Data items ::
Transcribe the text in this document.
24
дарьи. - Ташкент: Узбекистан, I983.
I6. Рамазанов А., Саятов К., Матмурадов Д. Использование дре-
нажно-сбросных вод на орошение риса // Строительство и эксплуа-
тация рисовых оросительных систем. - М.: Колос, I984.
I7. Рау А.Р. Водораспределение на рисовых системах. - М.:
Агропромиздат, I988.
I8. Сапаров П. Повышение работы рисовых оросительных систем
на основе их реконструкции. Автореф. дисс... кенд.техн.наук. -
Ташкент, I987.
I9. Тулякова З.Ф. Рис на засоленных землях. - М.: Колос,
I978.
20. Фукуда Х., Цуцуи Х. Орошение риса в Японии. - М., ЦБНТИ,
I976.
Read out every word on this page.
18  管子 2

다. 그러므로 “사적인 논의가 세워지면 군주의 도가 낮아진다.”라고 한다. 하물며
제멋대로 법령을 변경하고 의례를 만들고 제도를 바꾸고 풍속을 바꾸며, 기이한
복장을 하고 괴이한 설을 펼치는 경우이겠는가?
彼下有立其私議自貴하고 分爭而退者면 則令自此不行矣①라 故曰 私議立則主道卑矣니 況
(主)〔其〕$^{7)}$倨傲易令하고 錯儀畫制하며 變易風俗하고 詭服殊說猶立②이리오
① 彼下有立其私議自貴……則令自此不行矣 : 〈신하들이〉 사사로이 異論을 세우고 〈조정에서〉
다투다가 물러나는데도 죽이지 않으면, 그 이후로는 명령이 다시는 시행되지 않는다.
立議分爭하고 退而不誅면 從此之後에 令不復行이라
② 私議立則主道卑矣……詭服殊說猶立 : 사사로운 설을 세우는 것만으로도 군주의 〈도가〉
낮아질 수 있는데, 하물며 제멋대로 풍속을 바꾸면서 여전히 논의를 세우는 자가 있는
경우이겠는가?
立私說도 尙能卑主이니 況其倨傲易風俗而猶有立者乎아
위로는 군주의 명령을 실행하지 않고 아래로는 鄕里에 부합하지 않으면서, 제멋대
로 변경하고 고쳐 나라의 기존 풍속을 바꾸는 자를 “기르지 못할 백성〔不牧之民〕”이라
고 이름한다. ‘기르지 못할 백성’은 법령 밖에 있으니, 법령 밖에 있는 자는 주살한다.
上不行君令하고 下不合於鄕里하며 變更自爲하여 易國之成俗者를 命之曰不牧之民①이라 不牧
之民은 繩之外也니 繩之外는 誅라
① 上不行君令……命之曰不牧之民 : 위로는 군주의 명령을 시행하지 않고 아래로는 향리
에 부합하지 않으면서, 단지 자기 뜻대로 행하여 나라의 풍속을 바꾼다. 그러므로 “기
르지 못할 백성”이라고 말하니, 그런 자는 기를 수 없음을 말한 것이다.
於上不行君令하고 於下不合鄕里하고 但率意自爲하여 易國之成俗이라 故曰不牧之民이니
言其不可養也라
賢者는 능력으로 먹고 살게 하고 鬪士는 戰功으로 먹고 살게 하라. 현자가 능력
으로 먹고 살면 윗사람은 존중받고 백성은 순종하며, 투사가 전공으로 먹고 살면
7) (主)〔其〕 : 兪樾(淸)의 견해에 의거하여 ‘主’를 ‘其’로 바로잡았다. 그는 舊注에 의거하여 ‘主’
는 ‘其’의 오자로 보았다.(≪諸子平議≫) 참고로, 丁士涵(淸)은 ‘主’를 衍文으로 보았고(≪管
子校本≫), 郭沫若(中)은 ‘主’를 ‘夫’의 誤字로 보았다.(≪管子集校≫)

Directions :: Exactly as shown above, return every record.

Solution ::
Transcribe the text in this document.
24
дарьи. - Ташкент: Узбекистан, I983.
I6. Рамазанов А., Саятов К., Матмурадов Д. Использование дре-
нажно-сбросных вод на орошение риса // Строительство и эксплуа-
тация рисовых оросительных систем. - М.: Колос, I984.
I7. Рау А.Р. Водораспределение на рисовых системах. - М.:
Агропромиздат, I988.
I8. Сапаров П. Повышение работы рисовых оросительных систем
на основе их реконструкции. Автореф. дисс... кенд.техн.наук. -
Ташкент, I987.
I9. Тулякова З.Ф. Рис на засоленных землях. - М.: Колос,
I978.
20. Фукуда Х., Цуцуи Х. Орошение риса в Японии. - М., ЦБНТИ,
I976.
Read out every word on this page.
18  管子 2

다. 그러므로 “사적인 논의가 세워지면 군주의 도가 낮아진다.”라고 한다. 하물며
제멋대로 법령을 변경하고 의례를 만들고 제도를 바꾸고 풍속을 바꾸며, 기이한
복장을 하고 괴이한 설을 펼치는 경우이겠는가?
彼下有立其私議自貴하고 分爭而退者면 則令自此不行矣①라 故曰 私議立則主道卑矣니 況
(主)〔其〕$^{7)}$倨傲易令하고 錯儀畫制하며 變易風俗하고 詭服殊說猶立②이리오
① 彼下有立其私議自貴……則令自此不行矣 : 〈신하들이〉 사사로이 異論을 세우고 〈조정에서〉
다투다가 물러나는데도 죽이지 않으면, 그 이후로는 명령이 다시는 시행되지 않는다.
立議分爭하고 退而不誅면 從此之後에 令不復行이라
② 私議立則主道卑矣……詭服殊說猶立 : 사사로운 설을 세우는 것만으로도 군주의 〈도가〉
낮아질 수 있는데, 하물며 제멋대로 풍속을 바꾸면서 여전히 논의를 세우는 자가 있는
경우이겠는가?
立私說도 尙能卑主이니 況其倨傲易風俗而猶有立者乎아
위로는 군주의 명령을 실행하지 않고 아래로는 鄕里에 부합하지 않으면서, 제멋대
로 변경하고 고쳐 나라의 기존 풍속을 바꾸는 자를 “기르지 못할 백성〔不牧之民〕”이라
고 이름한다. ‘기르지 못할 백성’은 법령 밖에 있으니, 법령 밖에 있는 자는 주살한다.
上不行君令하고 下不合於鄕里하며 變更自爲하여 易國之成俗者를 命之曰不牧之民①이라 不牧
之民은 繩之外也니 繩之外는 誅라
① 上不行君令……命之曰不牧之民 : 위로는 군주의 명령을 시행하지 않고 아래로는 향리
에 부합하지 않으면서, 단지 자기 뜻대로 행하여 나라의 풍속을 바꾼다. 그러므로 “기
르지 못할 백성”이라고 말하니, 그런 자는 기를 수 없음을 말한 것이다.
於上不行君令하고 於下不合鄕里하고 但率意自爲하여 易國之成俗이라 故曰不牧之民이니
言其不可養也라
賢者는 능력으로 먹고 살게 하고 鬪士는 戰功으로 먹고 살게 하라. 현자가 능력
으로 먹고 살면 윗사람은 존중받고 백성은 순종하며, 투사가 전공으로 먹고 살면
7) (主)〔其〕 : 兪樾(淸)의 견해에 의거하여 ‘主’를 ‘其’로 바로잡았다. 그는 舊注에 의거하여 ‘主’
는 ‘其’의 오자로 보았다.(≪諸子平議≫) 참고로, 丁士涵(淸)은 ‘主’를 衍文으로 보았고(≪管
子校本≫), 郭沫若(中)은 ‘主’를 ‘夫’의 誤字로 보았다.(≪管子集校≫)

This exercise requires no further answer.